Your task ▸ Print the data exactly as it is given, please.

Provided data ▸

------------------------------------------------------------------------

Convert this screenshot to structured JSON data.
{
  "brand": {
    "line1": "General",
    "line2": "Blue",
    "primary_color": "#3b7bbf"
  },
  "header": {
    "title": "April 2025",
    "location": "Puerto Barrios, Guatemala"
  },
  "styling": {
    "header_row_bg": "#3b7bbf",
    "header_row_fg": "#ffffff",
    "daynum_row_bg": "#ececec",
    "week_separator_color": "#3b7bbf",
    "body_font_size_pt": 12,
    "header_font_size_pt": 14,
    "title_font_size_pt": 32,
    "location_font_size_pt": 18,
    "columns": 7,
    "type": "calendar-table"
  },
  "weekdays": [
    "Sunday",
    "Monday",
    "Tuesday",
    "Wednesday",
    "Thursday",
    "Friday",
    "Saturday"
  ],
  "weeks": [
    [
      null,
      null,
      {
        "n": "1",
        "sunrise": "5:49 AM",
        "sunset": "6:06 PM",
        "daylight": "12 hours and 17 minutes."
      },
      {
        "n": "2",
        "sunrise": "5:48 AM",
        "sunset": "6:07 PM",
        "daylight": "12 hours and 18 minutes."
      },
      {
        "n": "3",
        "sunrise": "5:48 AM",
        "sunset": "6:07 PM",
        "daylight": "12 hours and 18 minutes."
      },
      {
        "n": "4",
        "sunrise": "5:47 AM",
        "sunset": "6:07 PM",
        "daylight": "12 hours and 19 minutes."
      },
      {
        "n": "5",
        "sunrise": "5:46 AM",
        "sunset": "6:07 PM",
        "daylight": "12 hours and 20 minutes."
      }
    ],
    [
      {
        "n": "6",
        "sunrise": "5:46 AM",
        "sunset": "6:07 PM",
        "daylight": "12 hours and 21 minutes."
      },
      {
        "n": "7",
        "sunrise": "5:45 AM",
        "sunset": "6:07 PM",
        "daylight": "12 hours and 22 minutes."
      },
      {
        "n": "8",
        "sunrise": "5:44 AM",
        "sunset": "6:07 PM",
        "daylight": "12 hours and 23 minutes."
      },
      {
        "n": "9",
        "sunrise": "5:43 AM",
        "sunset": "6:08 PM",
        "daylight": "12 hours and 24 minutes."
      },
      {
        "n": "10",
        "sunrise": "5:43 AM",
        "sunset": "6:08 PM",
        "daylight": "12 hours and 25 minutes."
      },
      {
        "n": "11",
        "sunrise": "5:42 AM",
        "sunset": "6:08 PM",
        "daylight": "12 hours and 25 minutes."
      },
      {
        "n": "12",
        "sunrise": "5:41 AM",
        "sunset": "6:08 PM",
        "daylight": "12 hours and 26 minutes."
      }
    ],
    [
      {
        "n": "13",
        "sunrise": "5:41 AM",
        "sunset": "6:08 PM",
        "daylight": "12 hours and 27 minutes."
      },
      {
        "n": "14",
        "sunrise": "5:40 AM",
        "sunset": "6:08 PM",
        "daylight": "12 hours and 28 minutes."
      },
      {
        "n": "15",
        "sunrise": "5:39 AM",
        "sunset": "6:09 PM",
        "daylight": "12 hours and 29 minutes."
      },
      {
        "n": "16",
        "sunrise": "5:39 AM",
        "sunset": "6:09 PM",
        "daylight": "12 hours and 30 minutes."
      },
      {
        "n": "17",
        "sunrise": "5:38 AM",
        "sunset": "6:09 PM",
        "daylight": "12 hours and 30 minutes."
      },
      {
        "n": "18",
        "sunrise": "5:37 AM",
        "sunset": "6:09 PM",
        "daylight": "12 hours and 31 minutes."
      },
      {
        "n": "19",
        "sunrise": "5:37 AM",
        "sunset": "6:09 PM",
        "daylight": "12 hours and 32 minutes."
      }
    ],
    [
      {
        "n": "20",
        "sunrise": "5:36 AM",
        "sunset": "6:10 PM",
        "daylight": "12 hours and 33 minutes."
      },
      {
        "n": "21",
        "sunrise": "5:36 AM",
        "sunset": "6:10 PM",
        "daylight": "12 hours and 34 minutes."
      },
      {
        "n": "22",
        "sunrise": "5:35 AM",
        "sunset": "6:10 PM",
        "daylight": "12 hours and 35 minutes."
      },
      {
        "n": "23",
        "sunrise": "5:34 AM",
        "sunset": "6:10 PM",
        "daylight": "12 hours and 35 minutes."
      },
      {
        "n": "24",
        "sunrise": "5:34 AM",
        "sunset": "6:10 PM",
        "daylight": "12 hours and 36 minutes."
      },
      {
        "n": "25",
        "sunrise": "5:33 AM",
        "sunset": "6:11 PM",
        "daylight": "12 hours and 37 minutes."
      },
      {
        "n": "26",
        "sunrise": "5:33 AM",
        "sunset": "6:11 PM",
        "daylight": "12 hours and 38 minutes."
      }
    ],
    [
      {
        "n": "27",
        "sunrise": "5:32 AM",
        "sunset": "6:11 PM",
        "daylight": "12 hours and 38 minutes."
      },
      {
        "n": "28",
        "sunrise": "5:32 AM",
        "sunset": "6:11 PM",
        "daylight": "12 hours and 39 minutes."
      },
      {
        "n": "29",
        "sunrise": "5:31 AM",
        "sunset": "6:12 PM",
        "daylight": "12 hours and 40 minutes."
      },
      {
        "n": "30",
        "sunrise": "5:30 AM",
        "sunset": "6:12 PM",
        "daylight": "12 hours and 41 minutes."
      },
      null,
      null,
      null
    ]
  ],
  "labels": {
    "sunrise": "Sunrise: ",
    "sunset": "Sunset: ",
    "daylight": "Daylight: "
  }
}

------------------------------------------------------------------------

Response to this task ▸
Convert this screenshot to structured JSON data.
{
  "brand": {
    "line1": "General",
    "line2": "Blue",
    "primary_color": "#3b7bbf"
  },
  "header": {
    "title": "April 2025",
    "location": "Puerto Barrios, Guatemala"
  },
  "styling": {
    "header_row_bg": "#3b7bbf",
    "header_row_fg": "#ffffff",
    "daynum_row_bg": "#ececec",
    "week_separator_color": "#3b7bbf",
    "body_font_size_pt": 12,
    "header_font_size_pt": 14,
    "title_font_size_pt": 32,
    "location_font_size_pt": 18,
    "columns": 7,
    "type": "calendar-table"
  },
  "weekdays": [
    "Sunday",
    "Monday",
    "Tuesday",
    "Wednesday",
    "Thursday",
    "Friday",
    "Saturday"
  ],
  "weeks": [
    [
      null,
      null,
      {
        "n": "1",
        "sunrise": "5:49 AM",
        "sunset": "6:06 PM",
        "daylight": "12 hours and 17 minutes."
      },
      {
        "n": "2",
        "sunrise": "5:48 AM",
        "sunset": "6:07 PM",
        "daylight": "12 hours and 18 minutes."
      },
      {
        "n": "3",
        "sunrise": "5:48 AM",
        "sunset": "6:07 PM",
        "daylight": "12 hours and 18 minutes."
      },
      {
        "n": "4",
        "sunrise": "5:47 AM",
        "sunset": "6:07 PM",
        "daylight": "12 hours and 19 minutes."
      },
      {
        "n": "5",
        "sunrise": "5:46 AM",
        "sunset": "6:07 PM",
        "daylight": "12 hours and 20 minutes."
      }
    ],
    [
      {
        "n": "6",
        "sunrise": "5:46 AM",
        "sunset": "6:07 PM",
        "daylight": "12 hours and 21 minutes."
      },
      {
        "n": "7",
        "sunrise": "5:45 AM",
        "sunset": "6:07 PM",
        "daylight": "12 hours and 22 minutes."
      },
      {
        "n": "8",
        "sunrise": "5:44 AM",
        "sunset": "6:07 PM",
        "daylight": "12 hours and 23 minutes."
      },
      {
        "n": "9",
        "sunrise": "5:43 AM",
        "sunset": "6:08 PM",
        "daylight": "12 hours and 24 minutes."
      },
      {
        "n": "10",
        "sunrise": "5:43 AM",
        "sunset": "6:08 PM",
        "daylight": "12 hours and 25 minutes."
      },
      {
        "n": "11",
        "sunrise": "5:42 AM",
        "sunset": "6:08 PM",
        "daylight": "12 hours and 25 minutes."
      },
      {
        "n": "12",
        "sunrise": "5:41 AM",
        "sunset": "6:08 PM",
        "daylight": "12 hours and 26 minutes."
      }
    ],
    [
      {
        "n": "13",
        "sunrise": "5:41 AM",
        "sunset": "6:08 PM",
        "daylight": "12 hours and 27 minutes."
      },
      {
        "n": "14",
        "sunrise": "5:40 AM",
        "sunset": "6:08 PM",
        "daylight": "12 hours and 28 minutes."
      },
      {
        "n": "15",
        "sunrise": "5:39 AM",
        "sunset": "6:09 PM",
        "daylight": "12 hours and 29 minutes."
      },
      {
        "n": "16",
        "sunrise": "5:39 AM",
        "sunset": "6:09 PM",
        "daylight": "12 hours and 30 minutes."
      },
      {
        "n": "17",
        "sunrise": "5:38 AM",
        "sunset": "6:09 PM",
        "daylight": "12 hours and 30 minutes."
      },
      {
        "n": "18",
        "sunrise": "5:37 AM",
        "sunset": "6:09 PM",
        "daylight": "12 hours and 31 minutes."
      },
      {
        "n": "19",
        "sunrise": "5:37 AM",
        "sunset": "6:09 PM",
        "daylight": "12 hours and 32 minutes."
      }
    ],
    [
      {
        "n": "20",
        "sunrise": "5:36 AM",
        "sunset": "6:10 PM",
        "daylight": "12 hours and 33 minutes."
      },
      {
        "n": "21",
        "sunrise": "5:36 AM",
        "sunset": "6:10 PM",
        "daylight": "12 hours and 34 minutes."
      },
      {
        "n": "22",
        "sunrise": "5:35 AM",
        "sunset": "6:10 PM",
        "daylight": "12 hours and 35 minutes."
      },
      {
        "n": "23",
        "sunrise": "5:34 AM",
        "sunset": "6:10 PM",
        "daylight": "12 hours and 35 minutes."
      },
      {
        "n": "24",
        "sunrise": "5:34 AM",
        "sunset": "6:10 PM",
        "daylight": "12 hours and 36 minutes."
      },
      {
        "n": "25",
        "sunrise": "5:33 AM",
        "sunset": "6:11 PM",
        "daylight": "12 hours and 37 minutes."
      },
      {
        "n": "26",
        "sunrise": "5:33 AM",
        "sunset": "6:11 PM",
        "daylight": "12 hours and 38 minutes."
      }
    ],
    [
      {
        "n": "27",
        "sunrise": "5:32 AM",
        "sunset": "6:11 PM",
        "daylight": "12 hours and 38 minutes."
      },
      {
        "n": "28",
        "sunrise": "5:32 AM",
        "sunset": "6:11 PM",
        "daylight": "12 hours and 39 minutes."
      },
      {
        "n": "29",
        "sunrise": "5:31 AM",
        "sunset": "6:12 PM",
        "daylight": "12 hours and 40 minutes."
      },
      {
        "n": "30",
        "sunrise": "5:30 AM",
        "sunset": "6:12 PM",
        "daylight": "12 hours and 41 minutes."
      },
      null,
      null,
      null
    ]
  ],
  "labels": {
    "sunrise": "Sunrise: ",
    "sunset": "Sunset: ",
    "daylight": "Daylight: "
  }
}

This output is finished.